Escreva a continuação da entrevista com René Ariel Dotti sobre a Lava Jato, começando logo após a última frase apresentada.

> TEXTO BASE:
####################

Ricardo Brandt, enviado especial a Curitiba, e Fausto Macedo
Jurista René Ariel Dotti, assistente
de acusação pela Petrobrás, afirma que processo mudou paradigma do judiciário
criminal no Brasil, defende delações, critica propaganda anti prisões de Gilmar
Mendes e fala sobre a bronca que deu em advogado de Lula
Nos idos
da década de 1950, René Ariel Dotti era um estudante de Direito entusiasta da
campanha “O petróleo é nosso”. Seis décadas depois, o criminalista, jurista e
professor hoje conduz a banca de assistentes de acusação do Ministério Público
Federal (MPF) nas ações da Lava Jato, contratado pela Petrobrás. Seu papel é
processar, com a força-tarefa, corruptores e corruptos.
“(A Lava
Jato) É uma revolução copérnica na criminalidade do País”, disse Dotti ao
Estado, em seu escritório, na capital paranaense.
A
caminho dos 83 anos, Dotti se revela um defensor das delações premiadas –
apesar de não fazê-las –, critica o ministro Gilmar Mendes, do Supremo, pelas
declarações sobre prisões preventivas e afirma que “a Lava Jato interrompeu um
golpe de Estado do PT”.
O senhor representa a Petrobrás nas
acusações da Lava Jato, o que isso significa?
Eu
estudei na faculdade em 1954. A grande luta era o petróleo, o movimento do
petróleo nacional. Por isso foi uma alegria muito grande poder representar a
empresa, pelo que ela fez pelo País. Nosso papel nos processos é acompanhar as
audiências de testemunhas e interrogatórios, acompanhamos os processos,
funcionamos como assistentes do Ministério Público. Assistentes porque a figura
mais importante é a do Ministério Público, e nós colaboramos na medida em que
estamos no mesmo caminho, sustentando as mesmas teses, com o mesmo pedido.
O senhor tem 50 anos como
criminalista, já deve ter visto de tudo. Algo o surpreendeu na Lava Jato?
Claro. É
uma revolução copérnica na criminalidade do País. Porque, embora houvesse isso
antes, nunca houve uma investigação desse tipo, nunca houve um Judiciário
federal com essa disposição, como o doutor Sérgio Moro. A Lava Jato, no meu
entendimento, interrompeu um golpe de Estado. Um golpe de Estado sem violência.
O PT ia fazer um golpe de Estado na medida em que estava corrompendo grande
parte do Congresso e colocando gente no Supremo Tribunal Federal para ter uma
continuidade de poder, um projeto de poder. O que o PT fez, não a parte de
corrupção, a parte de organização, foi pensando em tomar o Estado. De que
maneira? Defendendo uma doutrina que é comum ao interesse público, que era a da
ética. O PT sempre chamou os jovens. Reunia religiosos, reunia jovens, estendia
em outras camadas. O PT dominou muito bem, e por isso teve o poder. E isso
seria o golpe de Estado.
O PT vai conseguir sobreviver à Lava
Jato?

####################

> DADOS:

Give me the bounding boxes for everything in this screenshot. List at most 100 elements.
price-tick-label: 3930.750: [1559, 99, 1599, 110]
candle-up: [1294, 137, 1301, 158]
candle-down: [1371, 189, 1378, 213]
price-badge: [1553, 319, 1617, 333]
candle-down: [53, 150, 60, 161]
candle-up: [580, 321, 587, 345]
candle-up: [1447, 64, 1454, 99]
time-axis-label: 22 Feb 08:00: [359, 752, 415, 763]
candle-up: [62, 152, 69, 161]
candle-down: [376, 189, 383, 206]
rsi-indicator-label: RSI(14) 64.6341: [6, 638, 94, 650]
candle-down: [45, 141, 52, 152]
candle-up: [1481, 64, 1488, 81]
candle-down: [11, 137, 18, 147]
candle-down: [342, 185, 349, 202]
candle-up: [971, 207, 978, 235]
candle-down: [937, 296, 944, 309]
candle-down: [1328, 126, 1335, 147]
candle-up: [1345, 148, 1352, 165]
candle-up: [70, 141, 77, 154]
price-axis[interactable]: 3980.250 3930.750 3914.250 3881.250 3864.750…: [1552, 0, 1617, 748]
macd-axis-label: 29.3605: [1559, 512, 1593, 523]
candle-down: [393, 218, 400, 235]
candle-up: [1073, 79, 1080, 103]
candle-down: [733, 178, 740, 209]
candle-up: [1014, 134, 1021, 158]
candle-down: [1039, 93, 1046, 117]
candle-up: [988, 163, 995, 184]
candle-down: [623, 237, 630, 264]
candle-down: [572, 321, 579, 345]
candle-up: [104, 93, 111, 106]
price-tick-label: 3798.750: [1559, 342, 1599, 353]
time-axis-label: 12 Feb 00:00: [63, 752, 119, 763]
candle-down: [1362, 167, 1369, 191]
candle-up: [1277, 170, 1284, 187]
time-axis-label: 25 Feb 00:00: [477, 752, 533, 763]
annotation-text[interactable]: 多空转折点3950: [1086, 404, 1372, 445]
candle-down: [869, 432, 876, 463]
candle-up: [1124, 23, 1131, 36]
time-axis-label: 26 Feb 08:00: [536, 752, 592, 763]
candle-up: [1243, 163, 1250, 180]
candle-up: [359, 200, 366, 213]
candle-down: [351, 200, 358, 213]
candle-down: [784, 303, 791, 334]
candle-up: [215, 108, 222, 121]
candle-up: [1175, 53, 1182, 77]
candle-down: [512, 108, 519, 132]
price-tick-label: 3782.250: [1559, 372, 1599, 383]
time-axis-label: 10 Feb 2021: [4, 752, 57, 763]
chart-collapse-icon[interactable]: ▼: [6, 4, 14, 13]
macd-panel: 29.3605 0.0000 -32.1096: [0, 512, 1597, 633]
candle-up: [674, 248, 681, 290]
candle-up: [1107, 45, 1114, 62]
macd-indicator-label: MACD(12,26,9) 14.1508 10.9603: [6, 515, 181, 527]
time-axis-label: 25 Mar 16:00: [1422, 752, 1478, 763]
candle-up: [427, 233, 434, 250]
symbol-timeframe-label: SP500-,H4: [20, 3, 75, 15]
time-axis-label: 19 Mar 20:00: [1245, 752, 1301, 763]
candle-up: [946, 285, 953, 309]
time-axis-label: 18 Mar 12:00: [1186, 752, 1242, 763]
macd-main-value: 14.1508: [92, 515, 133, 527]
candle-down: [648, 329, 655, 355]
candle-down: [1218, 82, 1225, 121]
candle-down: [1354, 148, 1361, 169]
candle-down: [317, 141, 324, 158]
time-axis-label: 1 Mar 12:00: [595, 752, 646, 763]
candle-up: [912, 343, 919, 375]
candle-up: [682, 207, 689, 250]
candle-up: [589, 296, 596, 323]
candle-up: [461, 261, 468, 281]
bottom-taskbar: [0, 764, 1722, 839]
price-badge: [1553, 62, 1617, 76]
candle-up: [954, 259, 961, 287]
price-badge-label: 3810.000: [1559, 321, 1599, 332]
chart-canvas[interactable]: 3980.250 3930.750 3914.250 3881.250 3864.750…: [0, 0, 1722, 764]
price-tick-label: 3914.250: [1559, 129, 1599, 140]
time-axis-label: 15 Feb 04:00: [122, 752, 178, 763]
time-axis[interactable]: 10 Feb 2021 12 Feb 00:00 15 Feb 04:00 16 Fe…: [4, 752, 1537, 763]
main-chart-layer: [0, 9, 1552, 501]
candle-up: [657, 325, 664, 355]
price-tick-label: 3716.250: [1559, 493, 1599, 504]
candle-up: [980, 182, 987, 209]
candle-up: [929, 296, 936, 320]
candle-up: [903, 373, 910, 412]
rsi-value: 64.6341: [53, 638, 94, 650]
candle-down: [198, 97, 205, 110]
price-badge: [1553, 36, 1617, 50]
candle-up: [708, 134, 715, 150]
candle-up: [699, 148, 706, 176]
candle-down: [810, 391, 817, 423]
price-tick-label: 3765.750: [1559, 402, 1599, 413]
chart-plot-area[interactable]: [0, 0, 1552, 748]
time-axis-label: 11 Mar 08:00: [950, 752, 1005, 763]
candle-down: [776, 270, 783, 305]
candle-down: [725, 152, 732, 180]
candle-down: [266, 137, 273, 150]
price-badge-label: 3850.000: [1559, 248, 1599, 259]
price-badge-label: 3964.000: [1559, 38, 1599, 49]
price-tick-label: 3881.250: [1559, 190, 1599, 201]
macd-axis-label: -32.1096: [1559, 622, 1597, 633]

####################

> RESPOSTA:
Claro
que pode (sobreviver). A Lava Jato pode ser o traço de união de um novo partido
político. Embora eu não seja do partido, eu não faço política partidária, mas a
Lava Jato pode ser um traço de união de uma nova agremiação política.
O senhor gosta de citar Oscar Wilde.
A vida tem surpreendido a arte com a Lava Jato?
É o
teatro do absurdo. O que é o teatro do absurdo senão o Congresso Nacional com
as propostas que eles apresentam. É teatro do absurdo porque o texto é absurdo,
o ator e a atriz são absurdos, do ponto de vista do que representam, o diretor
tem de trabalhar com o absurdo, só quem não pode trabalhar com o absurdo é o
espectador, que é a nossa condição perante o Congresso.
E alguém tem poder para fechar as
cortinas desse palco?
Quem
está na plateia, que pode sair para a rua e dizer ‘esse é o teatro do absurdo,
vamos ver outro tipo de peça’. É isso que a sociedade está esperando. Porque
quando saíram às ruas em 2013, era isso o que nós víamos. As pessoas vivem uma
anomia das convicções. Estão todos apáticos.
É possível uma reforma penal com o
atual Congresso?
Não, com
esse Congresso não dá. Porque é um Congresso de muito fisiologismo. É um
Congresso que vive não um papel de representação popular, vive um papel de
concentração de interesses pessoais.
O sr. defende a execução da pena em
segunda instância, que tem sido medida encampada pela Lava Jato e por Moro como
forma de combate à corrupção?
Não… A
Justiça Federal e os tribunais federais trabalham mais rapidamente do que os
outros tipos de tribunais. A Justiça estadual é mais demorada que a Justiça
Federal. Tenho um projeto com o desembargador de São Paulo Rui Stoco que chegou
a ser aprovado na Câmara. Ele diz que todo e qualquer condenado a pena acima de
8 anos, esteja preso ou não, tem de ter o julgamento como se fosse de réu
preso, ou seja, o julgamento prioritário. Então, eu defendo o julgamento
prioritário.
Mas funcionaria? A Justiça daria
conta, as cadeias já não estão cheias de gente que nem julgadas foram?
É um
problema de gestão, não de lei. Dou um exemplo, a Constituição prevê o salário
mínimo, entre os direitos sociais. Diz que o salário mínimo fixado em lei,
nacionalmente unificado, é capaz de atender às suas necessidades vitais básicas
e as de sua família. O salário mínimo paga isso tudo? Nunca. Então podemos
cortar esse artigo da Constituição? Não podemos. O que eles fizeram foi isso,
fizeram cortar um artigo da Constituição que prevê a presunção da inocência.
As prisões preventivas são duramente
atacadas na Lava Jato. O senhor é um dos críticos?
É um
tipo de criminalidade absolutamente distinto, novo. Nem é criminalidade do
colarinho branco, é muito mais do que isso, é uma criminalidade permanente.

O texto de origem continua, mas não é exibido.